**What the task asks**.
Here are some entries; quote each one exactly.

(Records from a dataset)

····················

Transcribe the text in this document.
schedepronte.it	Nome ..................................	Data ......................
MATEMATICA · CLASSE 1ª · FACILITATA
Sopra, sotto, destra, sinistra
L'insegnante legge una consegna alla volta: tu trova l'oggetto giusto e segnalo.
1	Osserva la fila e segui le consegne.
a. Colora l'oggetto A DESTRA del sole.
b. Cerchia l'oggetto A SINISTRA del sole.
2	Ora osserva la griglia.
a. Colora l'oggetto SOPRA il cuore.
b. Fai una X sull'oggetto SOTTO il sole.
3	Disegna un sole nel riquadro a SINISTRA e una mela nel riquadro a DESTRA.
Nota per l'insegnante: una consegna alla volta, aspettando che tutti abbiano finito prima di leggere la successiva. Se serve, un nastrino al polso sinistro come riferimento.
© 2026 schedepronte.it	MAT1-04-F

····················

**Finished task**.
Transcribe the text in this document.
schedepronte.it	Nome ..................................	Data ......................
MATEMATICA · CLASSE 1ª · FACILITATA
Sopra, sotto, destra, sinistra
L'insegnante legge una consegna alla volta: tu trova l'oggetto giusto e segnalo.
1	Osserva la fila e segui le consegne.
a. Colora l'oggetto A DESTRA del sole.
b. Cerchia l'oggetto A SINISTRA del sole.
2	Ora osserva la griglia.
a. Colora l'oggetto SOPRA il cuore.
b. Fai una X sull'oggetto SOTTO il sole.
3	Disegna un sole nel riquadro a SINISTRA e una mela nel riquadro a DESTRA.
Nota per l'insegnante: una consegna alla volta, aspettando che tutti abbiano finito prima di leggere la successiva. Se serve, un nastrino al polso sinistro come riferimento.
© 2026 schedepronte.it	MAT1-04-F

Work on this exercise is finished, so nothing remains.